◆ **Source text**
######

It was just as engaging and difficult to put down, and I was sold on Horowitz from then on. But his newest pastiche effort is the one I've been most anxious to see. Because he's moved on from Sherlock Holmes to James Bond.



Trigger Mortis is the latest "new" Bond novel is a long line of them, and for my money it's the first one since Kingsley Amis and Colonel Sun to absolutely get it right.

Here's the thing. James Bond is a hugely heavy lift for a writer. For one thing, the character has been around so long, and has so much baggage from those who have gone before-- in both the novels and also movies, comics, all sorts of other ancillary material-- that you have to figure out which version you're doing. Updated? Period piece? Smirky Roger Moore version? Tough Daniel Craig version? Split the difference? What about all the sexism and racism in Ian Fleming's original novels? Try and fix that and get jeered at for being PC, or else try and do the same kind of fifties British imperialist snob thing Fleming did and get pilloried for making James Bond a jerk. And so on.

It's a very difficult needle to thread and it's only ever really been done well a couple of times. Amis managed it in the aforementioned Colonel Sun, and also Charlie Higson's Young Bond books managed to suggest the Fleming style without the accompanying condescending misogyny. Higson has an advantage, though, because he's writing about a different version of James Bond and so has a little point-of-view filter in place to help keep readers from feeling like it's too far off the mark.





Horowitz, though, takes on the hardest challenge of all. He's not bothering to try and incorporate anything from the movies at all, but rather going after the Fleming purists like me, writing about Bond in his fifties Cold War heyday. His book opens just two weeks after the events of Goldfinger.





Here's the blurb:

James Bond, the world’s most famous spy, returns to his 1950s heyday in this thriller from New York Times bestselling author Anthony Horowitz, incorporating never-before-published material from 007’s creator, Ian Fleming.

James Bond won his battle with criminal mastermind Auric Goldfinger, but a whole new war is about to begin. With glamorous Pussy Galore by his side—and in his bed—Bond arrives home from America to the news that SMERSH, the deadly Soviet counterintelligence agency, plans to sabotage an international Grand Prix. He must play a high-speed game of cat and mouse on the track to stop them, but a chance encounter with a mysterious Korean millionaire, Jason Sin, warns him that the scheme is only the Soviets’ opening move.

######

◆ **Dataset section**
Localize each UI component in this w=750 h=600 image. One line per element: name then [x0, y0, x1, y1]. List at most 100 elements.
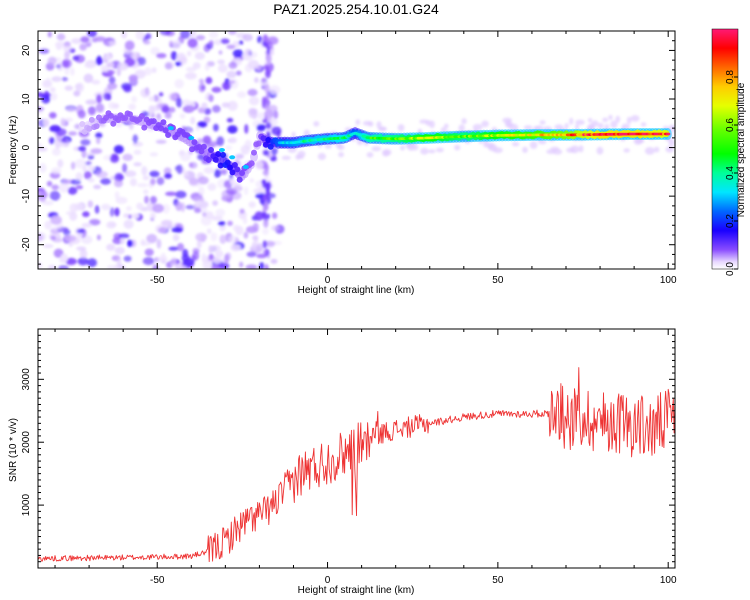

######

In the Trigger Mortis review, write out the passage between "James Bond won" and "Soviets’ opening move.", inclusive, with "Grand Prix" swapped for "motor race".

James Bond won his battle with criminal mastermind Auric Goldfinger, but a whole new war is about to begin. With glamorous Pussy Galore by his side—and in his bed—Bond arrives home from America to the news that SMERSH, the deadly Soviet counterintelligence agency, plans to sabotage an international motor race. He must play a high-speed game of cat and mouse on the track to stop them, but a chance encounter with a mysterious Korean millionaire, Jason Sin, warns him that the scheme is only the Soviets’ opening move.